++++ DATASET RECORDS ++++

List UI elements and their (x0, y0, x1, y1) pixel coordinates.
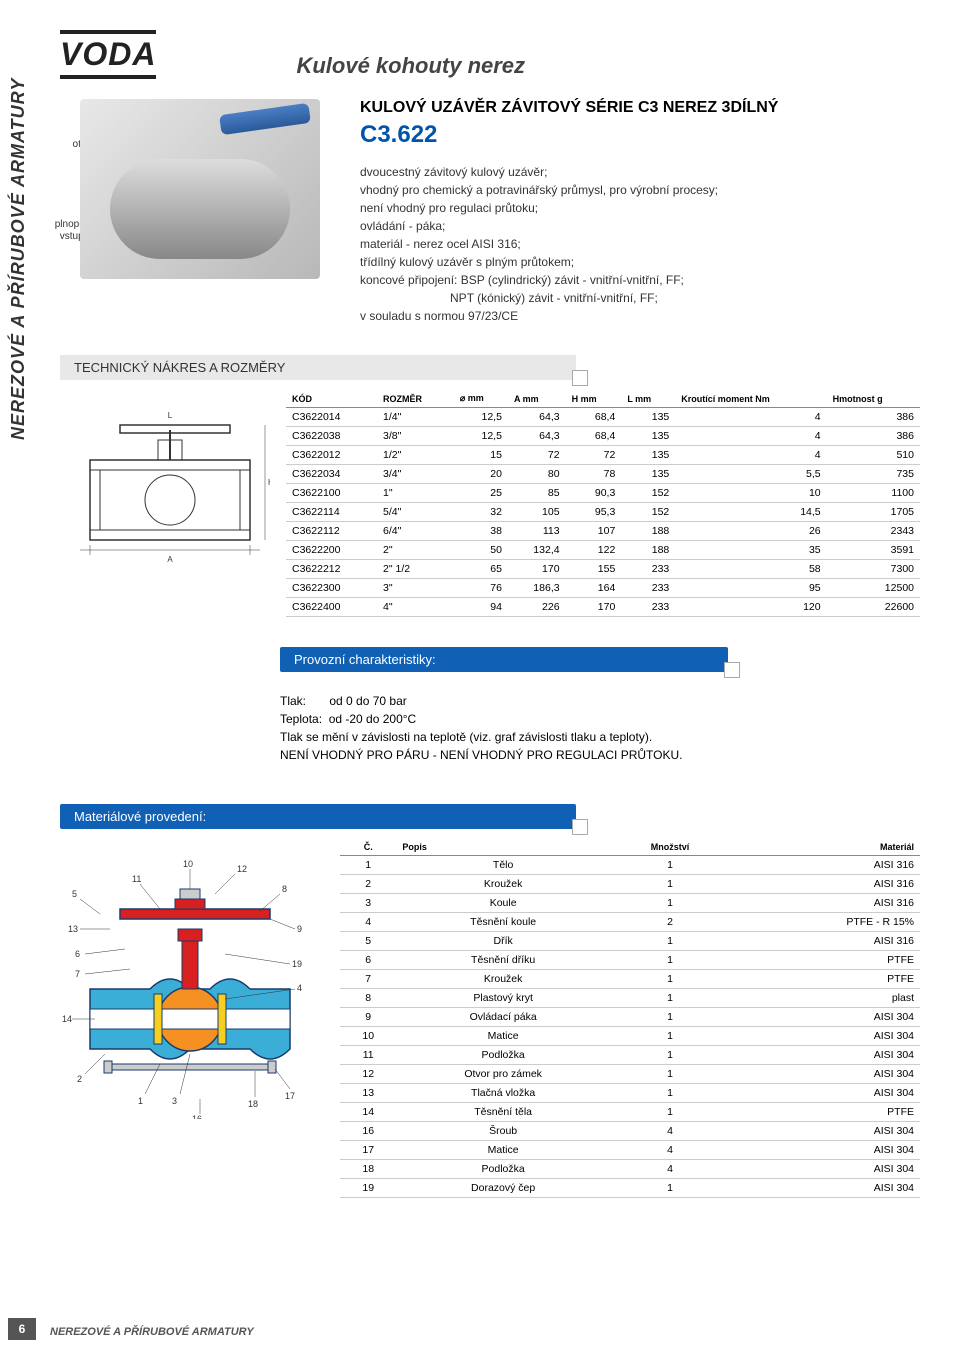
product-image-area: otvor pro zámek plnoprůtokový vstupní ot… (60, 99, 340, 325)
brand-logo: VODA (60, 30, 156, 79)
exploded-drawing: 5 11 10 12 8 13 6 7 14 9 19 4 2 1 3 16 1 (60, 839, 320, 1119)
tech-section-heading: TECHNICKÝ NÁKRES A ROZMĚRY (60, 355, 576, 380)
svg-text:H: H (268, 478, 270, 487)
side-category-tab: NEREZOVÉ A PŘÍRUBOVÉ ARMATURY (8, 78, 29, 440)
svg-text:2: 2 (77, 1074, 82, 1084)
svg-text:13: 13 (68, 924, 78, 934)
product-photo (80, 99, 320, 279)
svg-text:18: 18 (248, 1099, 258, 1109)
footer-category: NEREZOVÉ A PŘÍRUBOVÉ ARMATURY (50, 1326, 254, 1338)
page-number: 6 (8, 1318, 36, 1340)
svg-text:L: L (168, 411, 173, 420)
material-heading: Materiálové provedení: (60, 804, 576, 829)
product-code: C3.622 (360, 121, 920, 149)
svg-text:3: 3 (172, 1096, 177, 1106)
svg-text:10: 10 (183, 859, 193, 869)
svg-text:4: 4 (297, 983, 302, 993)
svg-text:8: 8 (282, 884, 287, 894)
svg-text:14: 14 (62, 1014, 72, 1024)
svg-text:5: 5 (72, 889, 77, 899)
svg-text:9: 9 (297, 924, 302, 934)
svg-text:11: 11 (132, 874, 141, 884)
svg-text:A: A (167, 555, 173, 564)
product-name: KULOVÝ UZÁVĚR ZÁVITOVÝ SÉRIE C3 NEREZ 3D… (360, 99, 920, 117)
svg-text:16: 16 (192, 1114, 202, 1119)
svg-text:12: 12 (237, 864, 247, 874)
svg-text:1: 1 (138, 1096, 143, 1106)
svg-text:17: 17 (285, 1091, 295, 1101)
svg-text:19: 19 (292, 959, 302, 969)
op-char-text: Tlak: od 0 do 70 barTeplota: od -20 do 2… (280, 682, 920, 774)
product-description: dvoucestný závitový kulový uzávěr;vhodný… (360, 163, 920, 325)
dimensions-table: KÓDROZMĚR⌀ mmA mmH mmL mmKroutící moment… (286, 390, 920, 617)
op-char-heading: Provozní charakteristiky: (280, 647, 728, 672)
technical-drawing: A H L (70, 390, 270, 590)
svg-text:7: 7 (75, 969, 80, 979)
materials-table: Č.PopisMnožstvíMateriál 1Tělo1AISI 3162K… (340, 839, 920, 1198)
svg-text:6: 6 (75, 949, 80, 959)
page-title: Kulové kohouty nerez (296, 53, 525, 79)
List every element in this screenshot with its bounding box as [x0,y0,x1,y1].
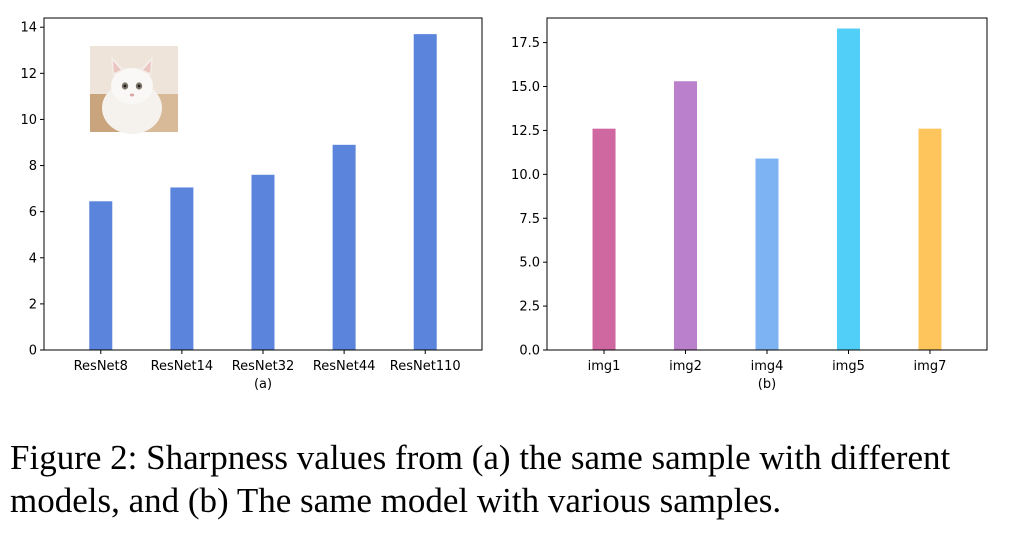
y-tick-label: 10 [20,113,37,128]
bar-img4 [755,158,779,350]
x-axis-label: (a) [254,377,272,392]
x-tick-label: ResNet14 [151,359,214,374]
inset-cat-image [90,46,178,134]
y-tick-label: 5.0 [519,256,540,271]
bar-ResNet44 [332,144,356,350]
x-tick-label: ResNet110 [390,359,461,374]
x-tick-label: ResNet44 [313,359,376,374]
figure: ResNet8 ResNet14 ResNet32 ResNet44 ResNet110… [20,17,988,392]
bar-img2 [674,81,698,350]
chart-panel-a: ResNet8 ResNet14 ResNet32 ResNet44 ResNet110… [20,17,483,392]
x-tick-label: img1 [588,359,621,374]
bar-ResNet14 [170,187,194,350]
bars [89,34,437,351]
y-tick-label: 14 [20,21,37,36]
bar-img1 [592,128,616,350]
bars [592,28,942,351]
x-tick-label: ResNet8 [74,359,128,374]
x-tick-label: ResNet32 [232,359,295,374]
y-tick-label: 15.0 [511,80,540,95]
y-tick-label: 2 [29,297,37,312]
axis-ticks: img1 img2 img4 img5 img7 0.0 2.5 5.0 7.5 10.0 12.5… [511,36,946,374]
y-tick-label: 7.5 [519,212,540,227]
bar-ResNet8 [89,201,113,350]
y-tick-label: 0 [29,344,37,359]
y-tick-label: 12 [20,67,37,82]
chart-panel-b: img1 img2 img4 img5 img7 0.0 2.5 5.0 7.5 10.0 12.5… [511,17,988,392]
y-tick-label: 2.5 [519,300,540,315]
y-tick-label: 0.0 [519,344,540,359]
y-tick-label: 8 [29,159,37,174]
axis-ticks: ResNet8 ResNet14 ResNet32 ResNet44 ResNet110… [20,21,460,374]
x-tick-label: img5 [832,359,865,374]
x-tick-label: img7 [914,359,947,374]
x-axis-label: (b) [758,377,776,392]
x-tick-label: img4 [751,359,784,374]
y-tick-label: 10.0 [511,168,540,183]
bar-img7 [918,128,942,350]
y-tick-label: 12.5 [511,124,540,139]
figure-caption: Figure 2: Sharpness values from (a) the … [10,438,951,520]
y-tick-label: 4 [29,251,37,266]
x-tick-label: img2 [669,359,702,374]
bar-img5 [836,28,860,351]
y-tick-label: 6 [29,205,37,220]
y-tick-label: 17.5 [511,36,540,51]
bar-ResNet32 [251,174,275,350]
bar-ResNet110 [413,34,437,351]
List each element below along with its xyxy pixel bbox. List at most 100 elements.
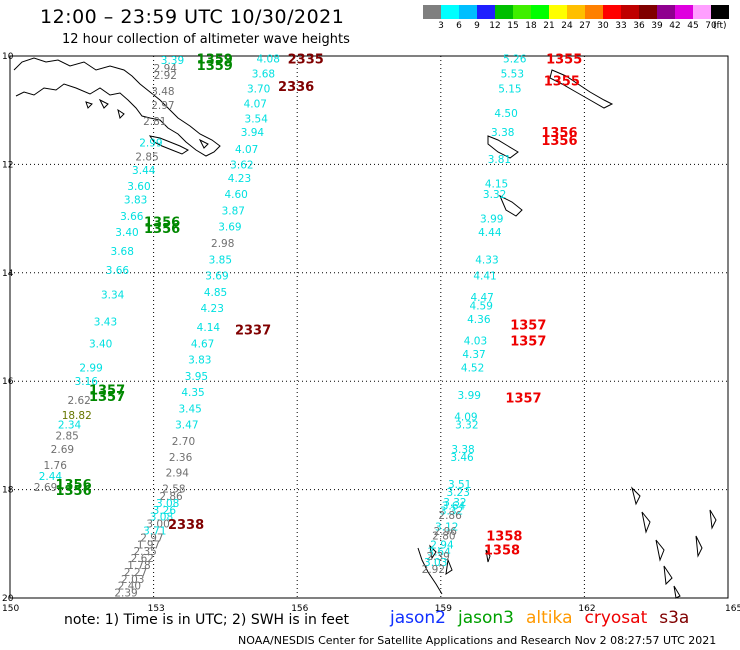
wave-height-label: 1.97 xyxy=(137,539,160,551)
wave-height-label: 5.53 xyxy=(501,68,524,80)
wave-height-label: 3.26 xyxy=(153,505,177,517)
colorbar-swatch xyxy=(711,5,729,19)
colorbar-unit: (ft) xyxy=(713,21,727,31)
wave-height-label: 2.97 xyxy=(151,100,174,112)
credit-footer: NOAA/NESDIS Center for Satellite Applica… xyxy=(238,634,717,647)
wave-height-label: 3.70 xyxy=(247,84,270,96)
wave-height-label: 3.69 xyxy=(205,271,228,283)
pass-number-label: 1358 xyxy=(484,543,520,558)
wave-height-label: 4.08 xyxy=(257,54,280,66)
wave-height-label: 4.07 xyxy=(244,99,267,111)
wave-height-label: 4.07 xyxy=(235,144,258,156)
wave-height-label: 3.51 xyxy=(448,479,471,491)
wave-height-label: 4.37 xyxy=(462,349,485,361)
wave-height-label: 3.68 xyxy=(111,246,134,258)
lon-label: 159 xyxy=(435,604,452,614)
wave-height-label: 3.83 xyxy=(124,195,147,207)
lon-label: 162 xyxy=(578,604,595,614)
colorbar-swatch xyxy=(549,5,567,19)
colorbar-swatch xyxy=(603,5,621,19)
colorbar-label: 39 xyxy=(651,21,663,31)
wave-height-label: 4.85 xyxy=(204,287,227,299)
pass-number-label: 2335 xyxy=(288,53,324,68)
wave-height-label: 3.54 xyxy=(245,113,269,125)
wave-height-label: 2.99 xyxy=(79,363,102,375)
colorbar-swatch xyxy=(513,5,531,19)
pass-number-label: 1356 xyxy=(541,126,577,141)
wave-height-label: 2.86 xyxy=(438,510,462,522)
wave-height-label: 2.94 xyxy=(430,540,454,552)
wave-height-label: 3.43 xyxy=(94,317,117,329)
pass-number-label: 1357 xyxy=(510,335,546,350)
colorbar-label: 9 xyxy=(474,21,480,31)
wave-height-label: 1.76 xyxy=(44,460,68,472)
colorbar-swatch xyxy=(693,5,711,19)
colorbar-swatch xyxy=(459,5,477,19)
colorbar-label: 24 xyxy=(561,21,573,31)
wave-height-label: 3.34 xyxy=(101,289,125,301)
pass-number-label: 1358 xyxy=(486,530,522,545)
wave-height-label: 3.44 xyxy=(132,165,156,177)
wave-height-label: 18.82 xyxy=(62,410,92,422)
wave-height-label: 3.60 xyxy=(127,181,150,193)
wave-height-label: 3.38 xyxy=(491,127,514,139)
wave-height-label: 3.99 xyxy=(458,390,481,402)
colorbar-label: 3 xyxy=(438,21,444,31)
pass-number-label: 1355 xyxy=(544,74,580,89)
pass-number-label: 1356 xyxy=(144,222,180,237)
wave-height-label: 2.40 xyxy=(118,581,141,593)
colorbar-swatch xyxy=(495,5,513,19)
map-frame xyxy=(9,55,729,599)
wave-height-label: 4.52 xyxy=(461,363,484,375)
pass-number-label: 1357 xyxy=(510,318,546,333)
pass-number-label: 1356 xyxy=(55,484,91,499)
wave-height-label: 3.46 xyxy=(450,452,474,464)
colorbar-swatch xyxy=(621,5,639,19)
wave-height-label: 3.64 xyxy=(442,501,466,513)
wave-height-label: 4.67 xyxy=(191,338,214,350)
legend-item-jason3: jason3 xyxy=(458,608,514,628)
coastlines xyxy=(13,57,717,599)
wave-height-label: 2.34 xyxy=(58,420,82,432)
lon-label: 156 xyxy=(291,604,308,614)
wave-height-label: 2.97 xyxy=(140,532,163,544)
wave-height-label: 4.41 xyxy=(473,271,496,283)
lat-label: 10 xyxy=(2,52,14,62)
wave-height-label: 4.23 xyxy=(228,173,251,185)
wave-height-label: 3.94 xyxy=(241,127,265,139)
wave-height-label: 2.92 xyxy=(422,564,445,576)
legend-item-cryosat: cryosat xyxy=(584,608,648,628)
wave-height-label: 3.47 xyxy=(175,420,198,432)
wave-height-label: 3.95 xyxy=(185,371,208,383)
wave-height-label: 2.58 xyxy=(162,484,185,496)
colorbar: 3 6 9 12 15 18 21 24 27 30 33 36 39 42 45 70 (ft) xyxy=(423,5,729,35)
wave-height-label: 2.96 xyxy=(434,526,458,538)
wave-height-label: 2.94 xyxy=(166,467,190,479)
wave-height-label: 2.69 xyxy=(34,482,57,494)
lon-label: 165 xyxy=(725,604,740,614)
colorbar-swatch xyxy=(477,5,495,19)
wave-height-label: 3.68 xyxy=(252,68,275,80)
wave-height-label: 4.50 xyxy=(494,108,517,120)
colorbar-swatch xyxy=(567,5,585,19)
wave-height-label: 3.08 xyxy=(156,498,179,510)
lon-label: 153 xyxy=(148,604,165,614)
colorbar-swatch xyxy=(423,5,441,19)
wave-height-label: 4.44 xyxy=(478,227,502,239)
colorbar-swatch xyxy=(585,5,603,19)
lat-label: 12 xyxy=(2,160,13,170)
footnote: note: 1) Time is in UTC; 2) SWH is in fe… xyxy=(64,612,350,628)
colorbar-swatch xyxy=(531,5,549,19)
wave-height-label: 2.80 xyxy=(432,531,455,543)
wave-height-label: 1.78 xyxy=(127,560,150,572)
pass-number-label: 1359 xyxy=(197,53,233,68)
wave-height-label: 3.00 xyxy=(146,519,169,531)
coastline-islands-a xyxy=(85,98,125,119)
wave-height-label: 4.03 xyxy=(464,336,487,348)
wave-height-label: 2.85 xyxy=(135,151,158,163)
wave-height-label: 3.66 xyxy=(120,211,144,223)
pass-number-label: 2338 xyxy=(168,518,204,533)
wave-height-label: 4.33 xyxy=(475,254,498,266)
pass-number-label: 2337 xyxy=(235,324,271,339)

++++

## [TASK REQUIREMENTS]
In the listing, replace "inset-cat-image" with "inset-image" in the lines from the line with "y-tick-label: 10 [20,113,37,128]" up to and including the line with "y-tick-label: 8 [29,159,37,174]", and give only those lines with nothing else altered.

## [OUTPUT OF THE EXERCISE]
y-tick-label: 10 [20,113,37,128]
bar-img4 [755,158,779,350]
x-axis-label: (a) [254,377,272,392]
x-tick-label: ResNet14 [151,359,214,374]
inset-image [90,46,178,134]
y-tick-label: 5.0 [519,256,540,271]
bar-ResNet44 [332,144,356,350]
x-tick-label: ResNet110 [390,359,461,374]
x-tick-label: ResNet44 [313,359,376,374]
figure: ResNet8 ResNet14 ResNet32 ResNet44 ResNet110… [20,17,988,392]
bar-img2 [674,81,698,350]
chart-panel-a: ResNet8 ResNet14 ResNet32 ResNet44 ResNet110… [20,17,483,392]
x-tick-label: img1 [588,359,621,374]
bar-ResNet14 [170,187,194,350]
bars [89,34,437,351]
y-tick-label: 14 [20,21,37,36]
bar-img1 [592,128,616,350]
bars [592,28,942,351]
x-tick-label: ResNet8 [74,359,128,374]
x-tick-label: ResNet32 [232,359,295,374]
y-tick-label: 15.0 [511,80,540,95]
y-tick-label: 2 [29,297,37,312]
axis-ticks: img1 img2 img4 img5 img7 0.0 2.5 5.0 7.5 10.0 12.5… [511,36,946,374]
y-tick-label: 7.5 [519,212,540,227]
bar-ResNet8 [89,201,113,350]
y-tick-label: 0 [29,344,37,359]
y-tick-label: 12 [20,67,37,82]
chart-panel-b: img1 img2 img4 img5 img7 0.0 2.5 5.0 7.5 10.0 12.5… [511,17,988,392]
y-tick-label: 2.5 [519,300,540,315]
y-tick-label: 0.0 [519,344,540,359]
y-tick-label: 8 [29,159,37,174]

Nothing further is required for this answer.